EXERCISE PROMPT: Transcribe each entry below exactly. Pictures do not go in the copy.

RECORD SET:
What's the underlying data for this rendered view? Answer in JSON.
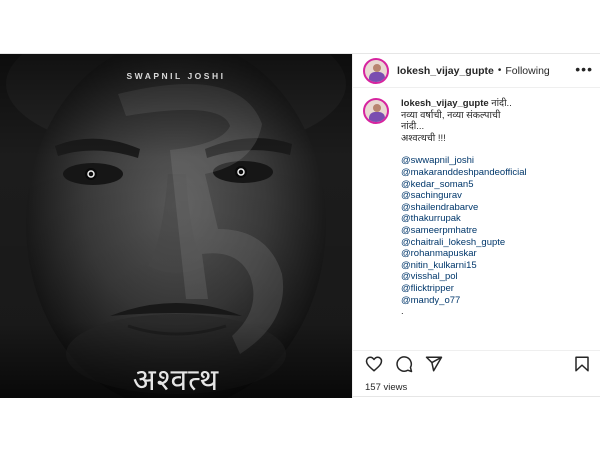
{
  "post": {
    "username": "lokesh_vijay_gupte",
    "separator": "•",
    "follow_status": "Following",
    "more_icon": "more-options-icon",
    "media": {
      "poster_name": "SWAPNIL JOSHI",
      "poster_title": "अश्वत्थ"
    },
    "caption": {
      "username": "lokesh_vijay_gupte",
      "line1": "नांदी..",
      "line2": "नव्या वर्षाची, नव्या संकल्पाची",
      "line3": "नांदी...",
      "line4": "अश्वत्थची !!!",
      "mentions": [
        "@swwapnil_joshi",
        "@makaranddeshpandeofficial",
        "@kedar_soman5",
        "@sachingurav",
        "@shailendrabarve",
        "@thakurrupak",
        "@sameerpmhatre",
        "@chaitrali_lokesh_gupte",
        "@rohanmapuskar",
        "@nitin_kulkarni15",
        "@visshal_pol",
        "@flicktripper",
        "@mandy_o77"
      ],
      "trailing": "."
    },
    "actions": {
      "like_icon": "heart-icon",
      "comment_icon": "comment-icon",
      "share_icon": "share-icon",
      "save_icon": "bookmark-icon"
    },
    "views": "157 views"
  }
}
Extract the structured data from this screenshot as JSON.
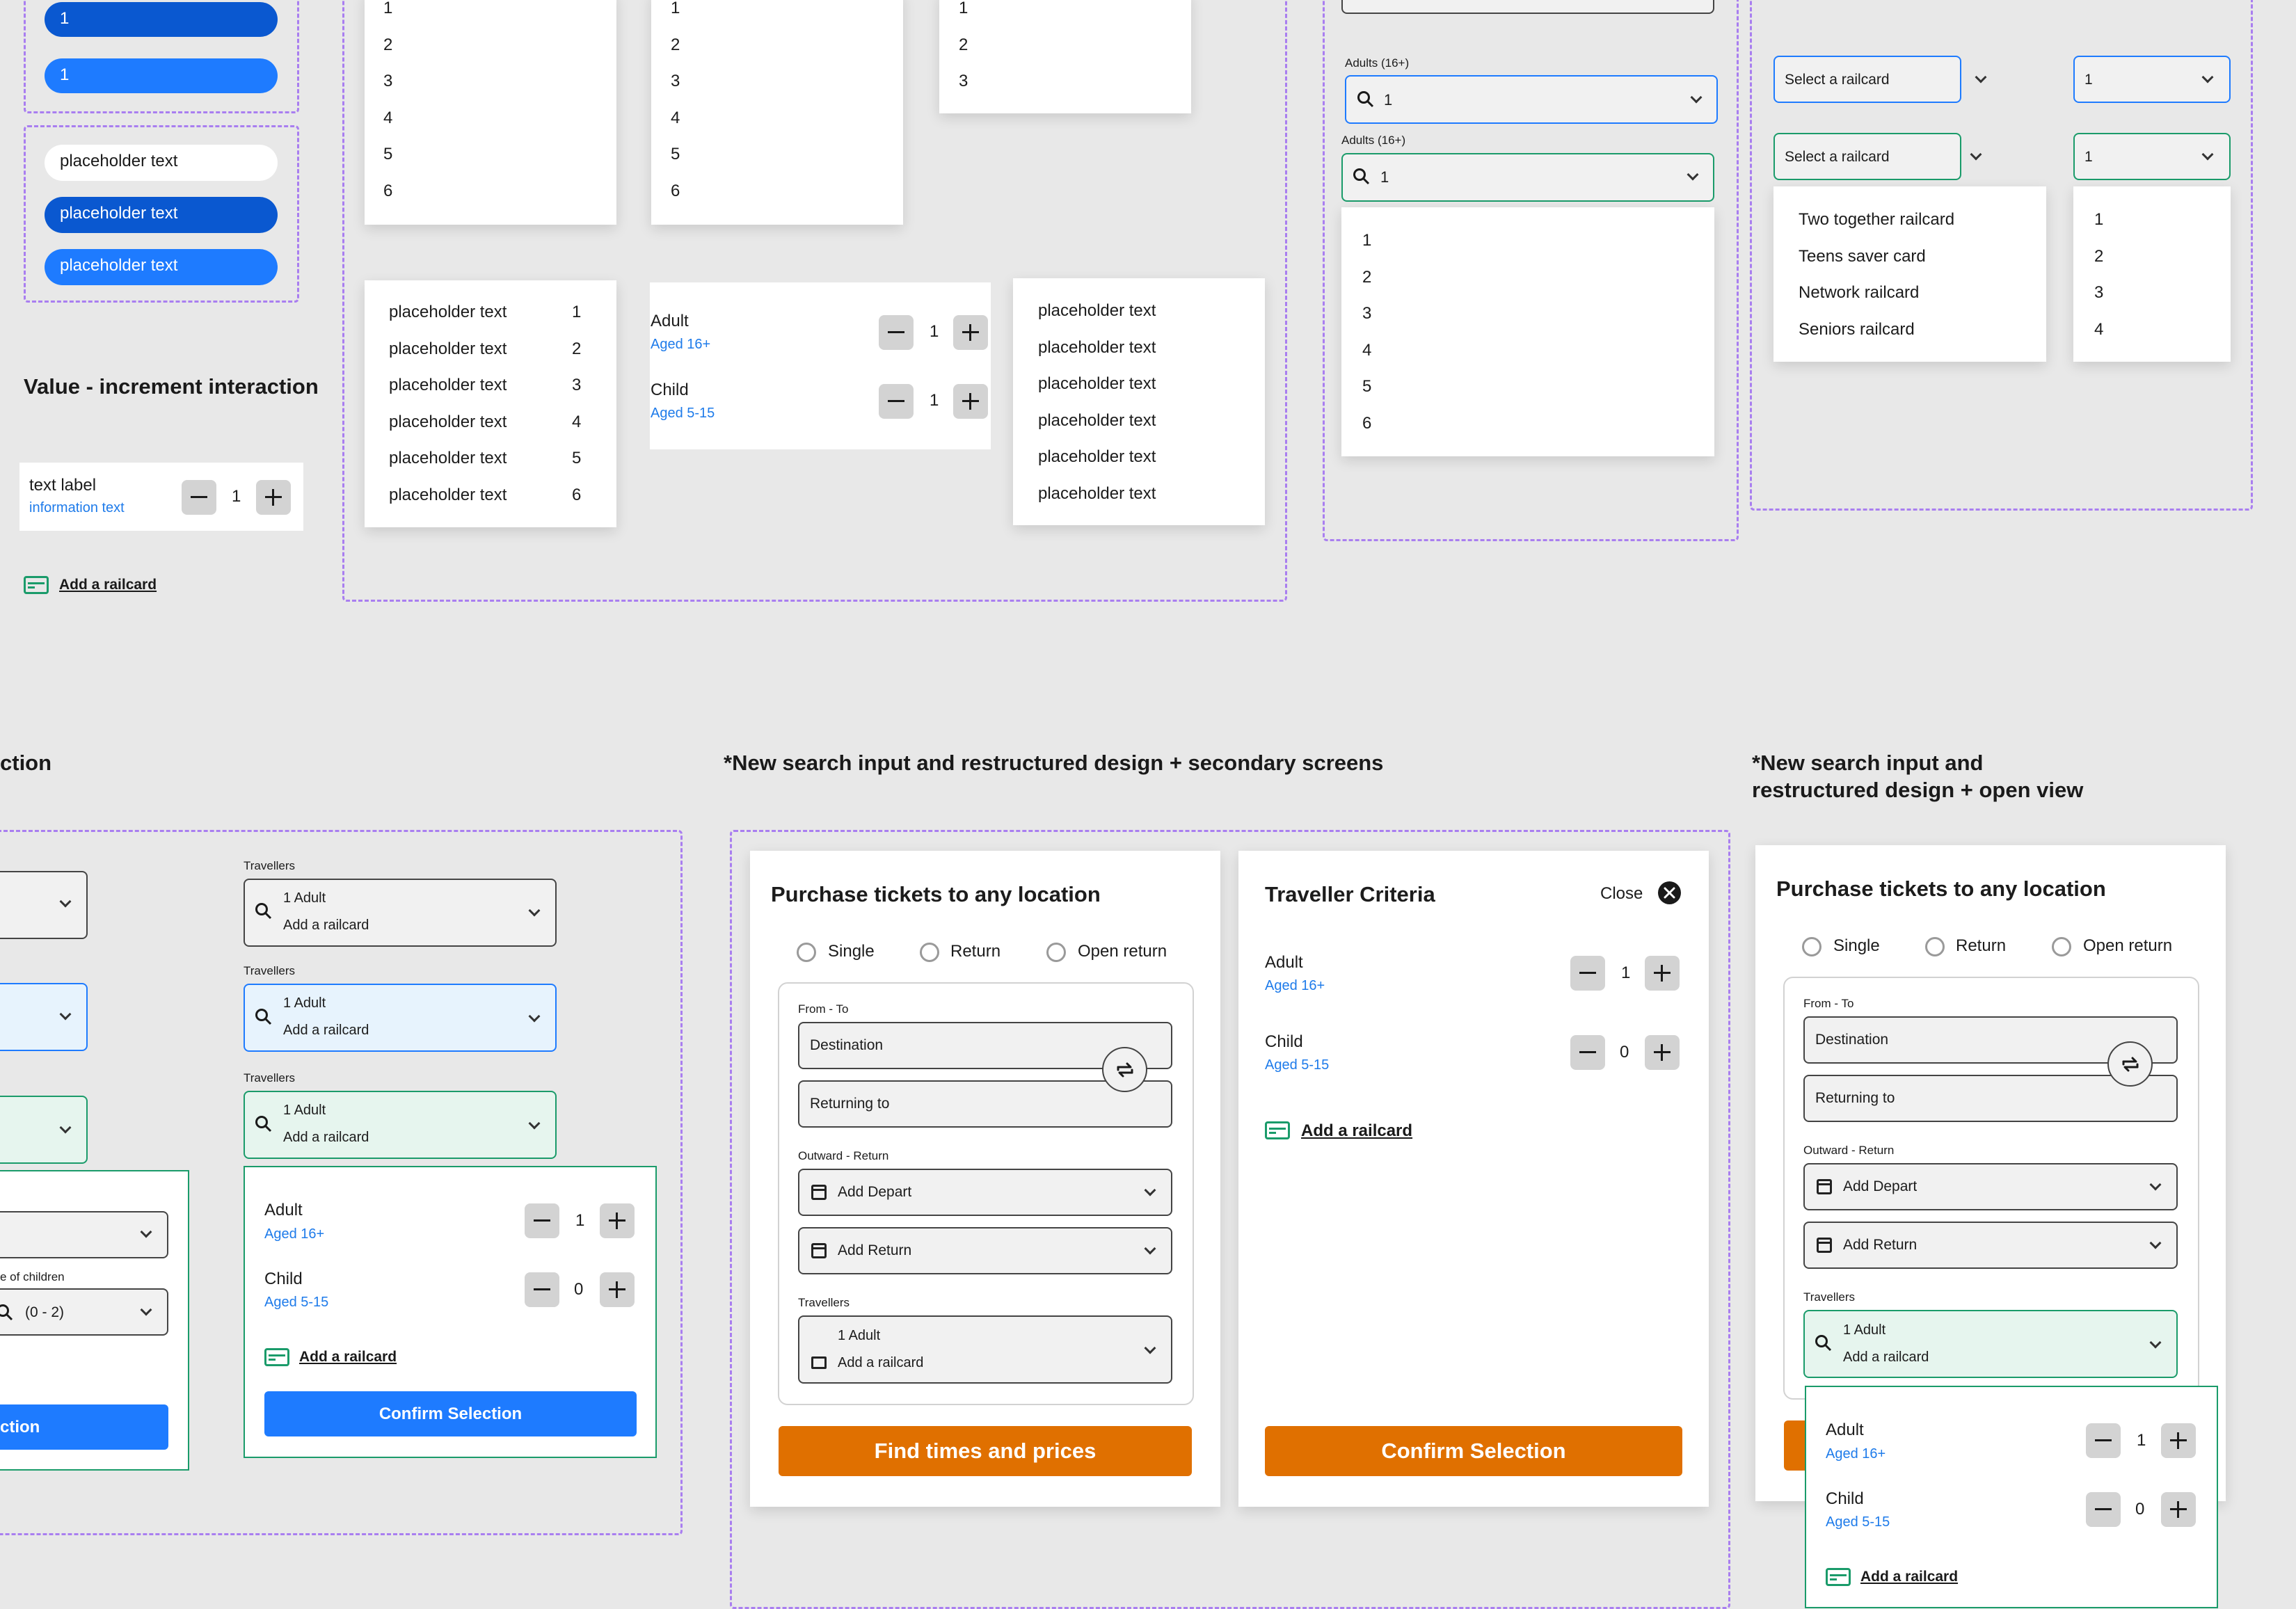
{
  "top_left_pills": {
    "pill1": "1",
    "pill2": "1"
  },
  "placeholder_pills": [
    "placeholder text",
    "placeholder text",
    "placeholder text"
  ],
  "increment": {
    "heading": "Value - increment interaction",
    "label": "text label",
    "info": "information text",
    "value": "1",
    "railcard_link": "Add a railcard"
  },
  "lists": {
    "list_a": [
      "1",
      "2",
      "3",
      "4",
      "5",
      "6"
    ],
    "list_b": [
      "1",
      "2",
      "3",
      "4",
      "5",
      "6"
    ],
    "list_c": [
      "1",
      "2",
      "3"
    ],
    "list_d_text": [
      "placeholder text",
      "placeholder text",
      "placeholder text",
      "placeholder text",
      "placeholder text",
      "placeholder text"
    ],
    "list_d_num": [
      "1",
      "2",
      "3",
      "4",
      "5",
      "6"
    ],
    "list_f": [
      "placeholder text",
      "placeholder text",
      "placeholder text",
      "placeholder text",
      "placeholder text",
      "placeholder text"
    ]
  },
  "travellers_mini": {
    "adult": "Adult",
    "adult_age": "Aged 16+",
    "adult_val": "1",
    "child": "Child",
    "child_age": "Aged 5-15",
    "child_val": "1"
  },
  "adults_select": {
    "label1": "Adults (16+)",
    "value1": "1",
    "label2": "Adults (16+)",
    "value2": "1",
    "options": [
      "1",
      "2",
      "3",
      "4",
      "5",
      "6"
    ]
  },
  "railcard_select": {
    "placeholder1": "Select a railcard",
    "placeholder2": "Select a railcard",
    "num1": "1",
    "num2": "1",
    "options": [
      "Two together railcard",
      "Teens saver card",
      "Network railcard",
      "Seniors railcard"
    ],
    "num_options": [
      "1",
      "2",
      "3",
      "4"
    ]
  },
  "section_left": {
    "heading_frag": "ction",
    "age_label": "e of children",
    "age_value": "(0 - 2)",
    "button_frag": "lection"
  },
  "travellers_fields": {
    "label": "Travellers",
    "line1": "1 Adult",
    "line2": "Add a railcard"
  },
  "traveller_panel": {
    "adult": "Adult",
    "adult_age": "Aged 16+",
    "adult_val": "1",
    "child": "Child",
    "child_age": "Aged 5-15",
    "child_val": "0",
    "railcard": "Add a railcard",
    "confirm": "Confirm Selection"
  },
  "section_mid": {
    "heading": "*New search input and restructured design + secondary screens"
  },
  "purchase": {
    "title": "Purchase tickets to any location",
    "radios": [
      "Single",
      "Return",
      "Open return"
    ],
    "from_to": "From - To",
    "destination": "Destination",
    "returning": "Returning to",
    "outward_return": "Outward - Return",
    "depart": "Add Depart",
    "return": "Add Return",
    "travellers": "Travellers",
    "trav_line1": "1 Adult",
    "trav_line2": "Add a railcard",
    "button": "Find times and prices"
  },
  "criteria": {
    "title": "Traveller Criteria",
    "close": "Close",
    "adult": "Adult",
    "adult_age": "Aged 16+",
    "adult_val": "1",
    "child": "Child",
    "child_age": "Aged 5-15",
    "child_val": "0",
    "railcard": "Add a railcard",
    "button": "Confirm Selection"
  },
  "section_right": {
    "heading_line1": "*New search input and",
    "heading_line2": "restructured design + open view"
  },
  "purchase2": {
    "title": "Purchase tickets to any location",
    "radios": [
      "Single",
      "Return",
      "Open return"
    ],
    "from_to": "From - To",
    "destination": "Destination",
    "returning": "Returning to",
    "outward_return": "Outward - Return",
    "depart": "Add Depart",
    "return": "Add Return",
    "travellers": "Travellers",
    "trav_line1": "1 Adult",
    "trav_line2": "Add a railcard",
    "adult": "Adult",
    "adult_age": "Aged 16+",
    "adult_val": "1",
    "child": "Child",
    "child_age": "Aged 5-15",
    "child_val": "0",
    "railcard": "Add a railcard"
  },
  "colors": {
    "accent_blue": "#1e7bff",
    "dark_blue": "#0a58d0",
    "orange": "#e07000",
    "green": "#1a9b6a",
    "dash": "#a97ef0"
  }
}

FULL ANSWER:
What's the underlying data for this rendered view? Answer in JSON.
{
  "post": {
    "username": "lokesh_vijay_gupte",
    "separator": "•",
    "follow_status": "Following",
    "more_icon": "more-options-icon",
    "media": {
      "poster_name": "SWAPNIL JOSHI",
      "poster_title": "अश्वत्थ"
    },
    "caption": {
      "username": "lokesh_vijay_gupte",
      "line1": "नांदी..",
      "line2": "नव्या वर्षाची, नव्या संकल्पाची",
      "line3": "नांदी...",
      "line4": "अश्वत्थची !!!",
      "mentions": [
        "@swwapnil_joshi",
        "@makaranddeshpandeofficial",
        "@kedar_soman5",
        "@sachingurav",
        "@shailendrabarve",
        "@thakurrupak",
        "@sameerpmhatre",
        "@chaitrali_lokesh_gupte",
        "@rohanmapuskar",
        "@nitin_kulkarni15",
        "@visshal_pol",
        "@flicktripper",
        "@mandy_o77"
      ],
      "trailing": "."
    },
    "actions": {
      "like_icon": "heart-icon",
      "comment_icon": "comment-icon",
      "share_icon": "share-icon",
      "save_icon": "bookmark-icon"
    },
    "views": "157 views"
  }
}
Extract the structured data from this screenshot as JSON.
{
  "top_left_pills": {
    "pill1": "1",
    "pill2": "1"
  },
  "placeholder_pills": [
    "placeholder text",
    "placeholder text",
    "placeholder text"
  ],
  "increment": {
    "heading": "Value - increment interaction",
    "label": "text label",
    "info": "information text",
    "value": "1",
    "railcard_link": "Add a railcard"
  },
  "lists": {
    "list_a": [
      "1",
      "2",
      "3",
      "4",
      "5",
      "6"
    ],
    "list_b": [
      "1",
      "2",
      "3",
      "4",
      "5",
      "6"
    ],
    "list_c": [
      "1",
      "2",
      "3"
    ],
    "list_d_text": [
      "placeholder text",
      "placeholder text",
      "placeholder text",
      "placeholder text",
      "placeholder text",
      "placeholder text"
    ],
    "list_d_num": [
      "1",
      "2",
      "3",
      "4",
      "5",
      "6"
    ],
    "list_f": [
      "placeholder text",
      "placeholder text",
      "placeholder text",
      "placeholder text",
      "placeholder text",
      "placeholder text"
    ]
  },
  "travellers_mini": {
    "adult": "Adult",
    "adult_age": "Aged 16+",
    "adult_val": "1",
    "child": "Child",
    "child_age": "Aged 5-15",
    "child_val": "1"
  },
  "adults_select": {
    "label1": "Adults (16+)",
    "value1": "1",
    "label2": "Adults (16+)",
    "value2": "1",
    "options": [
      "1",
      "2",
      "3",
      "4",
      "5",
      "6"
    ]
  },
  "railcard_select": {
    "placeholder1": "Select a railcard",
    "placeholder2": "Select a railcard",
    "num1": "1",
    "num2": "1",
    "options": [
      "Two together railcard",
      "Teens saver card",
      "Network railcard",
      "Seniors railcard"
    ],
    "num_options": [
      "1",
      "2",
      "3",
      "4"
    ]
  },
  "section_left": {
    "heading_frag": "ction",
    "age_label": "e of children",
    "age_value": "(0 - 2)",
    "button_frag": "lection"
  },
  "travellers_fields": {
    "label": "Travellers",
    "line1": "1 Adult",
    "line2": "Add a railcard"
  },
  "traveller_panel": {
    "adult": "Adult",
    "adult_age": "Aged 16+",
    "adult_val": "1",
    "child": "Child",
    "child_age": "Aged 5-15",
    "child_val": "0",
    "railcard": "Add a railcard",
    "confirm": "Confirm Selection"
  },
  "section_mid": {
    "heading": "*New search input and restructured design + secondary screens"
  },
  "purchase": {
    "title": "Purchase tickets to any location",
    "radios": [
      "Single",
      "Return",
      "Open return"
    ],
    "from_to": "From - To",
    "destination": "Destination",
    "returning": "Returning to",
    "outward_return": "Outward - Return",
    "depart": "Add Depart",
    "return": "Add Return",
    "travellers": "Travellers",
    "trav_line1": "1 Adult",
    "trav_line2": "Add a railcard",
    "button": "Find times and prices"
  },
  "criteria": {
    "title": "Traveller Criteria",
    "close": "Close",
    "adult": "Adult",
    "adult_age": "Aged 16+",
    "adult_val": "1",
    "child": "Child",
    "child_age": "Aged 5-15",
    "child_val": "0",
    "railcard": "Add a railcard",
    "button": "Confirm Selection"
  },
  "section_right": {
    "heading_line1": "*New search input and",
    "heading_line2": "restructured design + open view"
  },
  "purchase2": {
    "title": "Purchase tickets to any location",
    "radios": [
      "Single",
      "Return",
      "Open return"
    ],
    "from_to": "From - To",
    "destination": "Destination",
    "returning": "Returning to",
    "outward_return": "Outward - Return",
    "depart": "Add Depart",
    "return": "Add Return",
    "travellers": "Travellers",
    "trav_line1": "1 Adult",
    "trav_line2": "Add a railcard",
    "adult": "Adult",
    "adult_age": "Aged 16+",
    "adult_val": "1",
    "child": "Child",
    "child_age": "Aged 5-15",
    "child_val": "0",
    "railcard": "Add a railcard"
  },
  "colors": {
    "accent_blue": "#1e7bff",
    "dark_blue": "#0a58d0",
    "orange": "#e07000",
    "green": "#1a9b6a",
    "dash": "#a97ef0"
  }
}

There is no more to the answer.